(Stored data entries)
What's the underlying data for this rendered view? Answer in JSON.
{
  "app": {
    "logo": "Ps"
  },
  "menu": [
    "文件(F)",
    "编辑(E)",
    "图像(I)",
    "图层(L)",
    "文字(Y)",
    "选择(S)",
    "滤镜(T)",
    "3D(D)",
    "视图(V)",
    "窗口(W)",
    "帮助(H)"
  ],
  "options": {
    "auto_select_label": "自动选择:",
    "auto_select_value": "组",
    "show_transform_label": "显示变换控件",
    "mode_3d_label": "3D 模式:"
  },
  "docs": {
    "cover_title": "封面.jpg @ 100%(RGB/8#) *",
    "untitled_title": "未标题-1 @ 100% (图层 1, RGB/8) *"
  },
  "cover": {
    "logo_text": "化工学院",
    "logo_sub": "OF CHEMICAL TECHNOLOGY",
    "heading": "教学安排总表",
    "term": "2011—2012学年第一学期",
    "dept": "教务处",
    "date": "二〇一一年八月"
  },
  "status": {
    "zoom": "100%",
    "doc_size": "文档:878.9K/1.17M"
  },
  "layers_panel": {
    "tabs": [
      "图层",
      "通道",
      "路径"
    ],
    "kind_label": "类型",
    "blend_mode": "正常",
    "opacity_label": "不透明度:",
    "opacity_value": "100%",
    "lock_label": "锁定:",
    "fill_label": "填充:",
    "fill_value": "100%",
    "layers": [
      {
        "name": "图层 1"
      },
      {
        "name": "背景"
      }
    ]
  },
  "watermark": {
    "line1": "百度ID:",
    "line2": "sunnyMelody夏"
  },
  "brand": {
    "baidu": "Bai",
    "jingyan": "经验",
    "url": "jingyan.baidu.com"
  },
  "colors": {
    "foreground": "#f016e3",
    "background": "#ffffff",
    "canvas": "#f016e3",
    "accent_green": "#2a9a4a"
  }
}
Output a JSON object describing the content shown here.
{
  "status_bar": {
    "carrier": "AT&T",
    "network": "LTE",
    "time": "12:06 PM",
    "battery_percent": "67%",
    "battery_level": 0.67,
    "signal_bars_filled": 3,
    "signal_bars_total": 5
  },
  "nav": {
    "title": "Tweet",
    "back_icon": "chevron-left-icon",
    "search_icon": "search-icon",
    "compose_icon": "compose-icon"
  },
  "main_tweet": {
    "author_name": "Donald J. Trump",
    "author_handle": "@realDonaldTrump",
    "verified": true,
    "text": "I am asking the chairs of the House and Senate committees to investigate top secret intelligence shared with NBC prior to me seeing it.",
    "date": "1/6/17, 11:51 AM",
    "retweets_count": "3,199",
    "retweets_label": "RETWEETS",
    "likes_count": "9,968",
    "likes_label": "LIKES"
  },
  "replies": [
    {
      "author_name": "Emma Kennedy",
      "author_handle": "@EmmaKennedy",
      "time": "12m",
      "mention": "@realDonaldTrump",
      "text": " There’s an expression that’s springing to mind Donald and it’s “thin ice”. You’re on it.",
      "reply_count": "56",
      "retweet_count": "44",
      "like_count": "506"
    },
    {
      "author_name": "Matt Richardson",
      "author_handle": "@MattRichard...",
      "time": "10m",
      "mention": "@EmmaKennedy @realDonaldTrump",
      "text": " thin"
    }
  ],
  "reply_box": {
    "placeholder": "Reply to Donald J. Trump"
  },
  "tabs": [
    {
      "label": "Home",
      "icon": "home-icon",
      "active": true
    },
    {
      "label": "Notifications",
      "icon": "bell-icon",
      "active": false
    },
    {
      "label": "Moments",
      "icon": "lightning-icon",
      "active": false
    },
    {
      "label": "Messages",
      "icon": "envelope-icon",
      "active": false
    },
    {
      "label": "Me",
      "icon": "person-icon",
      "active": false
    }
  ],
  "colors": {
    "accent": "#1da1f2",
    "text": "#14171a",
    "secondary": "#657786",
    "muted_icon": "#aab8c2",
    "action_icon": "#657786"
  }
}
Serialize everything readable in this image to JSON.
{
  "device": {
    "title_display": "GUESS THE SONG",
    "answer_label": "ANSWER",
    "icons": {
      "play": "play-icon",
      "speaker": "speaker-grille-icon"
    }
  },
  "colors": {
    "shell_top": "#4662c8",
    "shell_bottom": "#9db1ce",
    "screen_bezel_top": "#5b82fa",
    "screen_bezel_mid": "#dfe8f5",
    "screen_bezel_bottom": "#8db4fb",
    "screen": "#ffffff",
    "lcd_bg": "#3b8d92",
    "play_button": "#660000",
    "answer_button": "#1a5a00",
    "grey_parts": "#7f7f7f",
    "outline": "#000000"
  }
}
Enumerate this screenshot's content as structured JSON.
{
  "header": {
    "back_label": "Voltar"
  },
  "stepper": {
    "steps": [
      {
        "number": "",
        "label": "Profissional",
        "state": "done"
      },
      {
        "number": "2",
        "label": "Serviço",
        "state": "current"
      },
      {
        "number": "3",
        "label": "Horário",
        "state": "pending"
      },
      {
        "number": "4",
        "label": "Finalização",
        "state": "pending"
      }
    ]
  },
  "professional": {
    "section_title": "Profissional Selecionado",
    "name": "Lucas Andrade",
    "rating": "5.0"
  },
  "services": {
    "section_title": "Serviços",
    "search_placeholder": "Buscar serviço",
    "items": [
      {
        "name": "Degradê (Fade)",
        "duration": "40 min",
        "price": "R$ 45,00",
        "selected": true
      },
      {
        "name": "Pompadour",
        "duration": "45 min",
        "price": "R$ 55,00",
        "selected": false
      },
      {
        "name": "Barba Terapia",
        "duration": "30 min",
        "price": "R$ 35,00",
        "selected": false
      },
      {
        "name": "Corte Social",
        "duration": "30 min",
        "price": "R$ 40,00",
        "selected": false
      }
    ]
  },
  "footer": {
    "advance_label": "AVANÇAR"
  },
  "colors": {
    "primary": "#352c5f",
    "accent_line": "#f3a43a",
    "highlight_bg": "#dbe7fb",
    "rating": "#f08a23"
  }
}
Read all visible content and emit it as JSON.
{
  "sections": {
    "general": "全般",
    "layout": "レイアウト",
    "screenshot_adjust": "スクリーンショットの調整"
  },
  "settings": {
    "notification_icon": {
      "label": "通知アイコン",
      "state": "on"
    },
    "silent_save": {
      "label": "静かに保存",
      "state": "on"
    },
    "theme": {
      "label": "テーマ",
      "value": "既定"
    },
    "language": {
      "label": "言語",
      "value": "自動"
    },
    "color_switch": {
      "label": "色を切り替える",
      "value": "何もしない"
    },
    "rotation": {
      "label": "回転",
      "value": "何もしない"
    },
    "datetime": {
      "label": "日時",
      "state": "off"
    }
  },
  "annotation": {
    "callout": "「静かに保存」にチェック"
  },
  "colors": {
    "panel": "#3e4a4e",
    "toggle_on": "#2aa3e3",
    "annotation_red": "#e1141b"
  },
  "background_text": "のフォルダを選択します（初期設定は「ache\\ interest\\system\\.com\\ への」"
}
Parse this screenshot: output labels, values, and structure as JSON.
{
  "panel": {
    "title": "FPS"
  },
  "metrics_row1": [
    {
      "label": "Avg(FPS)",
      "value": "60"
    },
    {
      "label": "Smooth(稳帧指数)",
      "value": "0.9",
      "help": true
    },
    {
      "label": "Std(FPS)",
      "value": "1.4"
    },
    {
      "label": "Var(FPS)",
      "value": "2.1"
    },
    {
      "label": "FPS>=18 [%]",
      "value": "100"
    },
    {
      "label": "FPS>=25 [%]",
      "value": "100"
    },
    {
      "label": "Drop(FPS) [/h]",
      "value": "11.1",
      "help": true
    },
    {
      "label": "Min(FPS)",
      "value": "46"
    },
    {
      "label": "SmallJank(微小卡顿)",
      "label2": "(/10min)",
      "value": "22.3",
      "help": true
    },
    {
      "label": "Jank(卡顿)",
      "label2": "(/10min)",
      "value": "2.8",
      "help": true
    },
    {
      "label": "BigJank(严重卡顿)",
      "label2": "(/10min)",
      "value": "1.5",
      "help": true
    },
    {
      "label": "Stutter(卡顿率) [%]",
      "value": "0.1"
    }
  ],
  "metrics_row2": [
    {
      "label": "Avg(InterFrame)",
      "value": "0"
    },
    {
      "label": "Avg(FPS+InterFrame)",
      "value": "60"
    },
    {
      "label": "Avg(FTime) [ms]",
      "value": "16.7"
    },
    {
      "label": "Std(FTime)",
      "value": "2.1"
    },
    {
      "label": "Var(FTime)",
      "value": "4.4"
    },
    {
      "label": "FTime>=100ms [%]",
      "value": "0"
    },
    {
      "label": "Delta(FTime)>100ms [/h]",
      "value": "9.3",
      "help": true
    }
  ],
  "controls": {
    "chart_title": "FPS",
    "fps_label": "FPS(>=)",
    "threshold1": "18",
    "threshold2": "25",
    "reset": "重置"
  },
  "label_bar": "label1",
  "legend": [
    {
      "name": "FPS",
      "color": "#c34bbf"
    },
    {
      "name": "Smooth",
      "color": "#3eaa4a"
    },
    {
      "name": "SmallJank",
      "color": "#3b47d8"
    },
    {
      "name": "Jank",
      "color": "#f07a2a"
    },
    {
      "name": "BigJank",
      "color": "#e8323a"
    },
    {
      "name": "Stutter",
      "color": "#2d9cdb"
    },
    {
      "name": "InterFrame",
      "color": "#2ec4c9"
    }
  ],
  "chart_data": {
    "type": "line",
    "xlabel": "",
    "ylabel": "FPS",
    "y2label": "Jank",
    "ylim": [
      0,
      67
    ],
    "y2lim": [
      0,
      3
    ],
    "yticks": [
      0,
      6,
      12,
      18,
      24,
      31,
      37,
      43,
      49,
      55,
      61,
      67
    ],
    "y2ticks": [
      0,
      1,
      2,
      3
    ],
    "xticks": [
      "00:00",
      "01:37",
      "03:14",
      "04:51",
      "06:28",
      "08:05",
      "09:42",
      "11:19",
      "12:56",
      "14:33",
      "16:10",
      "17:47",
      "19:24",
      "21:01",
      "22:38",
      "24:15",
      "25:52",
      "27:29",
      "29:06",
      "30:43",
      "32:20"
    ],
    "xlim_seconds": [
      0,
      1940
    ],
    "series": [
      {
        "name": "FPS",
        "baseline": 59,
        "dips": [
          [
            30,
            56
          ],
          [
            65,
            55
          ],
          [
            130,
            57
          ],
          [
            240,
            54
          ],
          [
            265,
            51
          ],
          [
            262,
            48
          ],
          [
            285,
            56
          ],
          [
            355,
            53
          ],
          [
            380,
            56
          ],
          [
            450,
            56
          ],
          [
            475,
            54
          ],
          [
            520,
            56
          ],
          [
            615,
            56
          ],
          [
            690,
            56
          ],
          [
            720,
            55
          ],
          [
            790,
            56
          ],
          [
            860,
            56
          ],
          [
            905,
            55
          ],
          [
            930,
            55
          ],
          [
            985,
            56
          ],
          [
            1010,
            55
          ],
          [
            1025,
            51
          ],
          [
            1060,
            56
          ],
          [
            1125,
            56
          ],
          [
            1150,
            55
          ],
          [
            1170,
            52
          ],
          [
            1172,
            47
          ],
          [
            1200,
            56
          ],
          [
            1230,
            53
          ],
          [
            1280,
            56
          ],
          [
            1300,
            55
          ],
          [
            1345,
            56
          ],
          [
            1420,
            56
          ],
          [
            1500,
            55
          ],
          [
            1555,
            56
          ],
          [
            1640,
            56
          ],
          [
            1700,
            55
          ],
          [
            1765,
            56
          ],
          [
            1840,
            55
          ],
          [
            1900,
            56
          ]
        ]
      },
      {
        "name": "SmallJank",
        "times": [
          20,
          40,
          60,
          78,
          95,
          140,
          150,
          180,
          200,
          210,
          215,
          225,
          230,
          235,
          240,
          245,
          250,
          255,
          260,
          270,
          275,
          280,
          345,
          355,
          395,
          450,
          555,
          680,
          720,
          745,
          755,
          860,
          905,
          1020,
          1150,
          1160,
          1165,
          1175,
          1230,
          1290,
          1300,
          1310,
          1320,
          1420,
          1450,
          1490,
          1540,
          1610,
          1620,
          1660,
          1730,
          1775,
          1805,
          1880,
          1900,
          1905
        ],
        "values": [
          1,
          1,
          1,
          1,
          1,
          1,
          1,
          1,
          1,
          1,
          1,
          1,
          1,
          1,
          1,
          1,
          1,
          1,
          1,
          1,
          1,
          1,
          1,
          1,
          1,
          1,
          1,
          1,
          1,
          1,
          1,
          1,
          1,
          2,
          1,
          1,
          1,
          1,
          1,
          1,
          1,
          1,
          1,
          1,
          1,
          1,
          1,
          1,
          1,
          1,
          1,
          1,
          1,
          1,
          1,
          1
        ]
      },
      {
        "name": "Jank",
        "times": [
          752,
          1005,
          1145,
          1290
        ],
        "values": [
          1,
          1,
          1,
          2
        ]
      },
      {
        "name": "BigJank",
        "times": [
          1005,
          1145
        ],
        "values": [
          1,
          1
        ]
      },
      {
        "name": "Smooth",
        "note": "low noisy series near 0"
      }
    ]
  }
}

**Exercise details**
Return each line with "realDonaldTrump".

**Answer to this exercise**
    "author_handle": "@realDonaldTrump",
      "mention": "@realDonaldTrump",
      "mention": "@EmmaKennedy @realDonaldTrump",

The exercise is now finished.